Requirements: Copy each line holding the string "Welcome".

Listed records:

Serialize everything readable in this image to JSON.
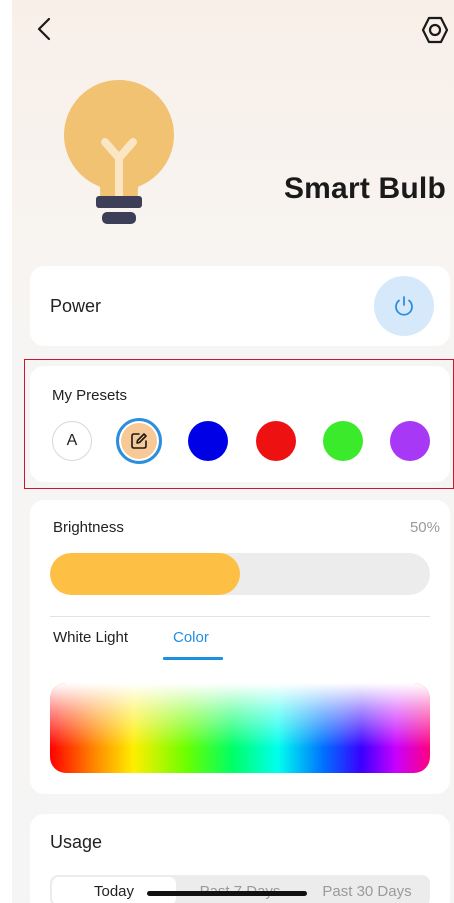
{
  "header": {
    "back_icon": "chevron-left-icon",
    "settings_icon": "hexagon-settings-icon"
  },
  "device": {
    "name": "Smart Bulb",
    "icon": "light-bulb-icon",
    "bulb_color": "#f0c272"
  },
  "power": {
    "label": "Power",
    "icon": "power-icon",
    "accent": "#2a8fe0"
  },
  "presets": {
    "title": "My Presets",
    "auto_label": "A",
    "edit_icon": "edit-icon",
    "colors": [
      "#0000e6",
      "#ee1111",
      "#3cea2c",
      "#a738f5"
    ]
  },
  "brightness": {
    "label": "Brightness",
    "value": "50%",
    "level": 0.5,
    "fill_color": "#fdc045"
  },
  "mode_tabs": {
    "white_light": "White Light",
    "color": "Color",
    "active": "Color"
  },
  "usage": {
    "title": "Usage",
    "tabs": [
      "Today",
      "Past 7 Days",
      "Past 30 Days"
    ],
    "active": "Today"
  }
}
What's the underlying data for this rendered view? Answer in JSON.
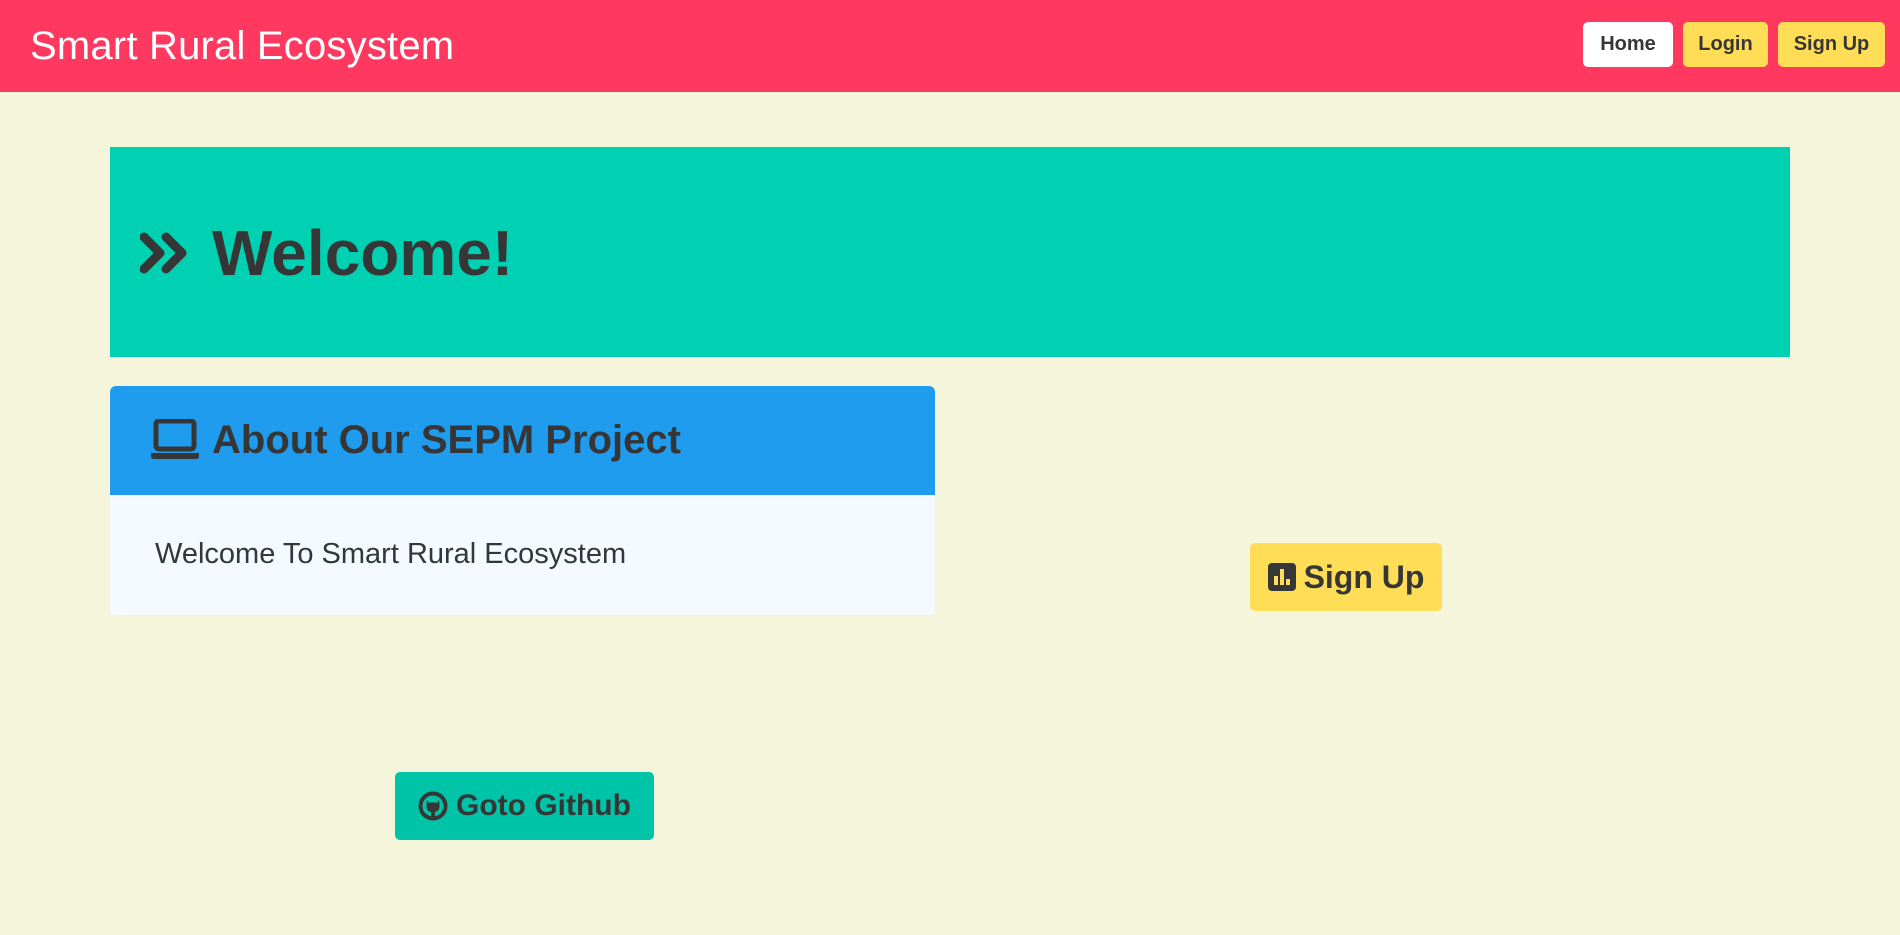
{
  "navbar": {
    "brand": "Smart Rural Ecosystem",
    "items": [
      {
        "label": "Home"
      },
      {
        "label": "Login"
      },
      {
        "label": "Sign Up"
      }
    ]
  },
  "hero": {
    "icon": "angles-right-icon",
    "title": "Welcome!"
  },
  "about_card": {
    "icon": "laptop-icon",
    "title": "About Our SEPM Project",
    "body": "Welcome To Smart Rural Ecosystem"
  },
  "signup_button": {
    "icon": "chart-square-icon",
    "label": "Sign Up"
  },
  "github_button": {
    "icon": "github-icon",
    "label": "Goto Github"
  },
  "colors": {
    "navbar": "#ff3860",
    "page_background": "#f5f5dc",
    "hero": "#00d1b2",
    "card_header": "#209cee",
    "card_body": "#f4faff",
    "warning": "#ffdd57",
    "github_button": "#00c4a7",
    "text": "#363636"
  }
}
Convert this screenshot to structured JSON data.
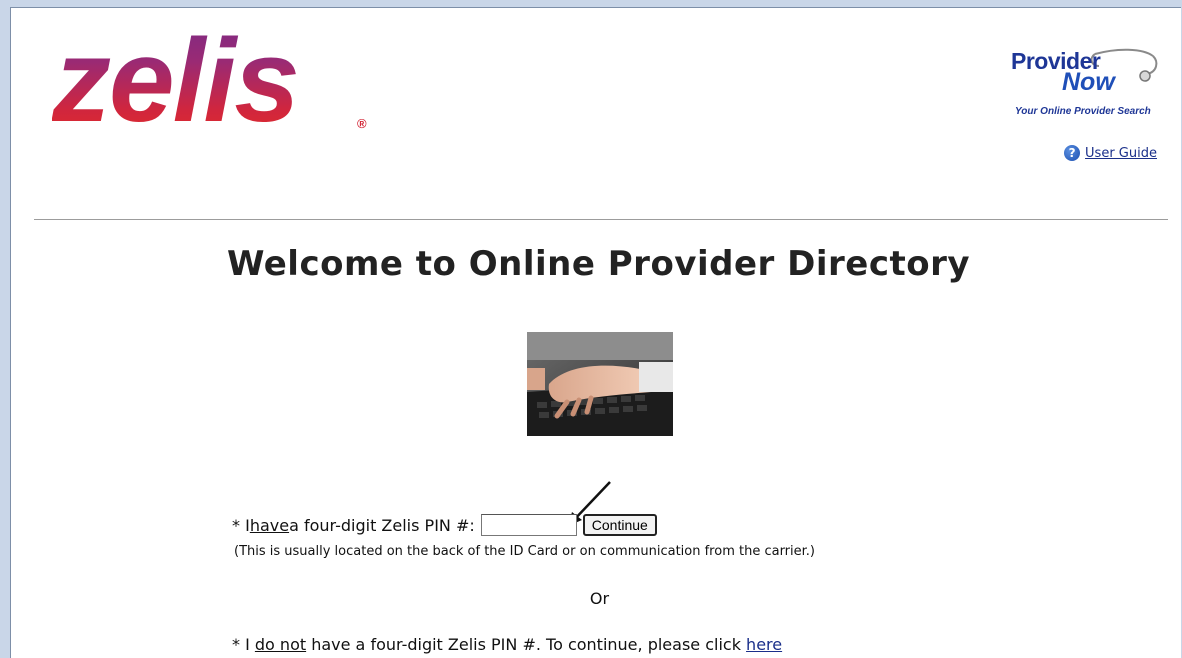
{
  "logo": {
    "text": "zelis",
    "registered": "®"
  },
  "provider_now": {
    "line1": "Provider",
    "line2": "Now",
    "tagline": "Your Online Provider Search"
  },
  "user_guide": {
    "label": "User Guide",
    "icon": "help-icon"
  },
  "title": "Welcome to Online Provider Directory",
  "pin_row": {
    "prefix": "* I ",
    "have": "have",
    "suffix": " a four-digit Zelis PIN #:",
    "input_value": "",
    "button_label": "Continue"
  },
  "note": "(This is usually located on the back of the ID Card or on communication from the carrier.)",
  "or_text": "Or",
  "no_pin_row": {
    "prefix": "* I ",
    "do_not": "do not",
    "middle": " have a four-digit Zelis PIN #. To continue, please click ",
    "link": "here"
  },
  "colors": {
    "link": "#1a2f8a",
    "brand_purple": "#7a2a86",
    "brand_red": "#e52b25",
    "provider_blue": "#1e3696"
  }
}
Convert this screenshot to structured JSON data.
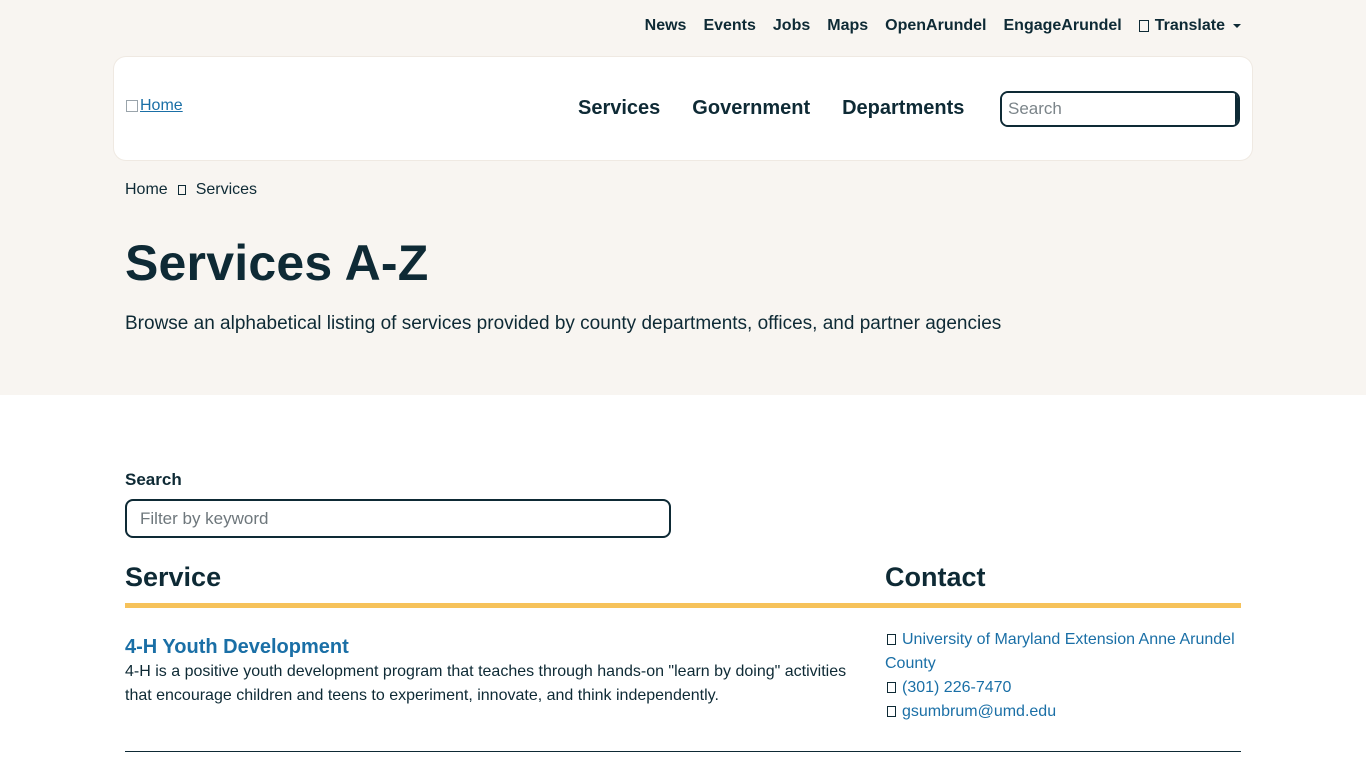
{
  "utility_nav": {
    "links": [
      "News",
      "Events",
      "Jobs",
      "Maps",
      "OpenArundel",
      "EngageArundel"
    ],
    "translate_label": "Translate"
  },
  "header": {
    "logo_alt": "Home",
    "nav": [
      "Services",
      "Government",
      "Departments"
    ],
    "search_placeholder": "Search"
  },
  "breadcrumb": [
    "Home",
    "Services"
  ],
  "page": {
    "title": "Services A-Z",
    "subtitle": "Browse an alphabetical listing of services provided by county departments, offices, and partner agencies"
  },
  "filter": {
    "label": "Search",
    "placeholder": "Filter by keyword"
  },
  "table": {
    "headers": [
      "Service",
      "Contact"
    ],
    "rows": [
      {
        "title": "4-H Youth Development",
        "description": "4-H is a positive youth development program that teaches through hands-on \"learn by doing\" activities that encourage children and teens to experiment, innovate, and think independently.",
        "contact_org": "University of Maryland Extension Anne Arundel County",
        "contact_phone": "(301) 226-7470",
        "contact_email": "gsumbrum@umd.edu"
      }
    ]
  },
  "colors": {
    "navy": "#0e2a35",
    "link": "#1a6fa6",
    "gold": "#f6c25a",
    "hero_bg": "#f8f5f1"
  }
}
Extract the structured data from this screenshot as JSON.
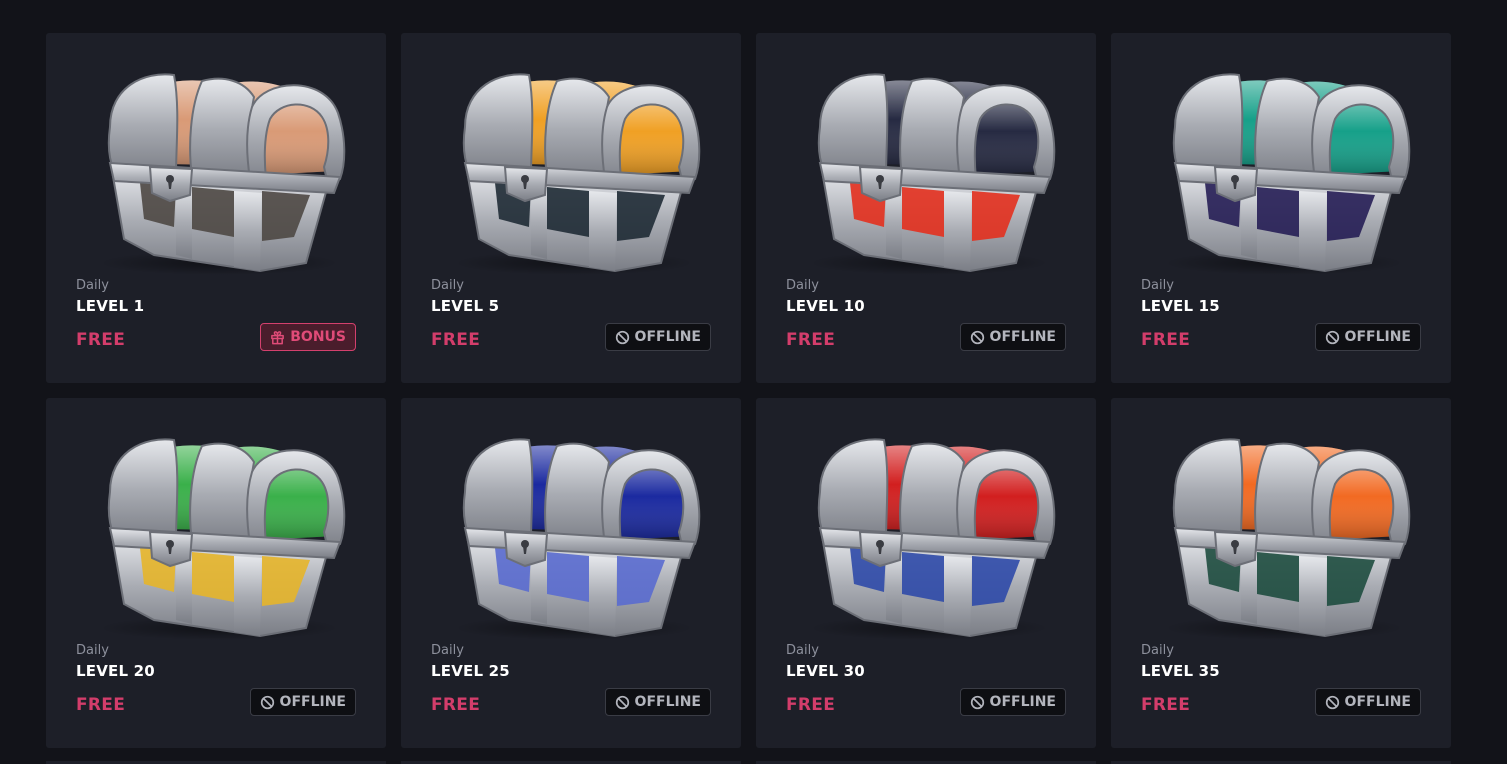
{
  "colors": {
    "background": "#121319",
    "card": "#1d1f28",
    "price": "#d33d6b",
    "bonus": "#e04b78"
  },
  "cases": [
    {
      "subtitle": "Daily",
      "title": "LEVEL 1",
      "price": "FREE",
      "status": "BONUS",
      "status_icon": "gift-icon",
      "lid": "#d99a76",
      "base": "#4e4844"
    },
    {
      "subtitle": "Daily",
      "title": "LEVEL 5",
      "price": "FREE",
      "status": "OFFLINE",
      "status_icon": "ban-icon",
      "lid": "#f0a024",
      "base": "#1f2b35"
    },
    {
      "subtitle": "Daily",
      "title": "LEVEL 10",
      "price": "FREE",
      "status": "OFFLINE",
      "status_icon": "ban-icon",
      "lid": "#262a42",
      "base": "#e3301e"
    },
    {
      "subtitle": "Daily",
      "title": "LEVEL 15",
      "price": "FREE",
      "status": "OFFLINE",
      "status_icon": "ban-icon",
      "lid": "#16a089",
      "base": "#261e55"
    },
    {
      "subtitle": "Daily",
      "title": "LEVEL 20",
      "price": "FREE",
      "status": "OFFLINE",
      "status_icon": "ban-icon",
      "lid": "#3ab04a",
      "base": "#e6b52a"
    },
    {
      "subtitle": "Daily",
      "title": "LEVEL 25",
      "price": "FREE",
      "status": "OFFLINE",
      "status_icon": "ban-icon",
      "lid": "#1b2aa0",
      "base": "#5a6ccf"
    },
    {
      "subtitle": "Daily",
      "title": "LEVEL 30",
      "price": "FREE",
      "status": "OFFLINE",
      "status_icon": "ban-icon",
      "lid": "#d21f1f",
      "base": "#2f4aa8"
    },
    {
      "subtitle": "Daily",
      "title": "LEVEL 35",
      "price": "FREE",
      "status": "OFFLINE",
      "status_icon": "ban-icon",
      "lid": "#f26a22",
      "base": "#1e4d3f"
    }
  ]
}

Solved exercise:
    "title": "Welcome!"
    "body": "Welcome To Smart Rural Ecosystem"
  "title": "Welcome to Online Provider Directory",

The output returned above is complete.